_SOURCE RECORDS_
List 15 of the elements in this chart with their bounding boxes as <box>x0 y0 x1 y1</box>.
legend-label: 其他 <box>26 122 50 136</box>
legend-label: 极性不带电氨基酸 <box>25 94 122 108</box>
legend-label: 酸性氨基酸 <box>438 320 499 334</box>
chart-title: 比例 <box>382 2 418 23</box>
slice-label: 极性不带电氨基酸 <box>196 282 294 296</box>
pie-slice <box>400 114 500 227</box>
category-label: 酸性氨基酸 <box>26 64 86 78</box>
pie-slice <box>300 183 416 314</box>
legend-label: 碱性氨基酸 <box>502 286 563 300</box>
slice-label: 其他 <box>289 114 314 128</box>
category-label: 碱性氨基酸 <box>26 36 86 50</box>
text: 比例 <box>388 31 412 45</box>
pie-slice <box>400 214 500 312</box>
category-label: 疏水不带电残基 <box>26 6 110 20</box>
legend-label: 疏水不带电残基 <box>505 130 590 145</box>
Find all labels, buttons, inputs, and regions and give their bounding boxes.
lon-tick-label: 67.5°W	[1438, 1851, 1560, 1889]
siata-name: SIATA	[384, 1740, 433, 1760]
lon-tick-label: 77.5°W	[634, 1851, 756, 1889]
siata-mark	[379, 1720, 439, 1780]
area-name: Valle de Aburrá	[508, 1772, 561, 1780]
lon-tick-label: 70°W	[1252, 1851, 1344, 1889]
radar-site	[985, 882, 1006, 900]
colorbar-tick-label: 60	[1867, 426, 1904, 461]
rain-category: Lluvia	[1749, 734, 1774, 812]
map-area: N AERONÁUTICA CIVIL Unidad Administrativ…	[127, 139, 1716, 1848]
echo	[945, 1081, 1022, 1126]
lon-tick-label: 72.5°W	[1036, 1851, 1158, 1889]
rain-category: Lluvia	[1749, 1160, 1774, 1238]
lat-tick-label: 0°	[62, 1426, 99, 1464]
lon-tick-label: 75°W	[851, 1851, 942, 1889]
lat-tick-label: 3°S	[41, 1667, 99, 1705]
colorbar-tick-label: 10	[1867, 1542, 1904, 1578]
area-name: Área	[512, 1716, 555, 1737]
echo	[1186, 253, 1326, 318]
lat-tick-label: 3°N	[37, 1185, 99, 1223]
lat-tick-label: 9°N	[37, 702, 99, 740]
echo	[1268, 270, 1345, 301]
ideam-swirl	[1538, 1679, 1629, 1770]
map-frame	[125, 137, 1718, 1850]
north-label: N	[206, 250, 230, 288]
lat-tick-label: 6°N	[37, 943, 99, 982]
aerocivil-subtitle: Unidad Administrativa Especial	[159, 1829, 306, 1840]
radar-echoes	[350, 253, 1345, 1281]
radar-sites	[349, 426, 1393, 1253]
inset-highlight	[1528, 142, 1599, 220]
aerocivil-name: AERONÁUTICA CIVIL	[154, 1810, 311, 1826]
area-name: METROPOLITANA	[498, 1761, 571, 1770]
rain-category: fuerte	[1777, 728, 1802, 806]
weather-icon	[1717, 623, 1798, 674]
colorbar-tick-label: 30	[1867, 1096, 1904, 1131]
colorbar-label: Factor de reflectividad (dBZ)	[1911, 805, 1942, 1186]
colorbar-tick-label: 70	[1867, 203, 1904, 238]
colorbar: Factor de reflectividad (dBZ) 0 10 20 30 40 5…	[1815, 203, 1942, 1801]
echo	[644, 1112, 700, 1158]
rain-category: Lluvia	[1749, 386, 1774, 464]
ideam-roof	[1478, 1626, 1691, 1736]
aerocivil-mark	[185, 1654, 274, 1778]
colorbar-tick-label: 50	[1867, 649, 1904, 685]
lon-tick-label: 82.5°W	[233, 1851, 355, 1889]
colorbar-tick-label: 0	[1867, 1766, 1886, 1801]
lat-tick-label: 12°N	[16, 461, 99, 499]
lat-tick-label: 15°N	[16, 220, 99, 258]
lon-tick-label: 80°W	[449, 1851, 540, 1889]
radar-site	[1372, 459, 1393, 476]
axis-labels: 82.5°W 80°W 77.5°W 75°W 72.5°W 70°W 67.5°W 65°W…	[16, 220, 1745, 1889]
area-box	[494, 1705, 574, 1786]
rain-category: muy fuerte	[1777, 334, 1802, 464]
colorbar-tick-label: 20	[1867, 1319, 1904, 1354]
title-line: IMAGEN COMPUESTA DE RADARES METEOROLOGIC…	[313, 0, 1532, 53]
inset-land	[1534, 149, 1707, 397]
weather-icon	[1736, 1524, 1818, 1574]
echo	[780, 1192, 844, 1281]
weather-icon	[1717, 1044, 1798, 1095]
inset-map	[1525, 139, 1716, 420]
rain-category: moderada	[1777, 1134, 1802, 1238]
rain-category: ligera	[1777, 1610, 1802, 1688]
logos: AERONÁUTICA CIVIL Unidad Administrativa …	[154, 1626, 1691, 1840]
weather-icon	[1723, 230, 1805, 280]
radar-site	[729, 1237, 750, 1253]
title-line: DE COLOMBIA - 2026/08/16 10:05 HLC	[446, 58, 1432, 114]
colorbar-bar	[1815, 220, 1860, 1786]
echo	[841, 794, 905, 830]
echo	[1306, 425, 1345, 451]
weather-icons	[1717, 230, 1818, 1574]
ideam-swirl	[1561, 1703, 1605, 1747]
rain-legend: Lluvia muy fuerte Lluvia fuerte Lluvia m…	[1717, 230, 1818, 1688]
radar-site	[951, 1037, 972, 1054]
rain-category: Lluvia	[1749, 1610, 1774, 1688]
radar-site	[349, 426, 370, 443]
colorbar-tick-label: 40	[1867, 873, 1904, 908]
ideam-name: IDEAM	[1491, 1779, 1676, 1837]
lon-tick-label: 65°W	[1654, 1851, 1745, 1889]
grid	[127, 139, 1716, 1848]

_WORK TO BE COMPLETED_
Put the stretch from the first row through the row containing "category-label: 疏水不带电残基 <box>26", both included, into a Markdown table with two columns: Row, holding a running number, and Text, holding that row's line. Leave out any blank lines.

_EXERCISE ANSWER_
| Row | Text |
|---|---|
| 1 | List 15 of the elements in this chart with their bounding boxes as <box>x0 y0 x1 y1</box>. |
| 2 | legend-label: 其他 <box>26 122 50 136</box> |
| 3 | legend-label: 极性不带电氨基酸 <box>25 94 122 108</box> |
| 4 | legend-label: 酸性氨基酸 <box>438 320 499 334</box> |
| 5 | chart-title: 比例 <box>382 2 418 23</box> |
| 6 | slice-label: 极性不带电氨基酸 <box>196 282 294 296</box> |
| 7 | pie-slice <box>400 114 500 227</box> |
| 8 | category-label: 酸性氨基酸 <box>26 64 86 78</box> |
| 9 | pie-slice <box>300 183 416 314</box> |
| 10 | legend-label: 碱性氨基酸 <box>502 286 563 300</box> |
| 11 | slice-label: 其他 <box>289 114 314 128</box> |
| 12 | category-label: 碱性氨基酸 <box>26 36 86 50</box> |
| 13 | text: 比例 <box>388 31 412 45</box> |
| 14 | pie-slice <box>400 214 500 312</box> |
| 15 | category-label: 疏水不带电残基 <box>26 6 110 20</box> |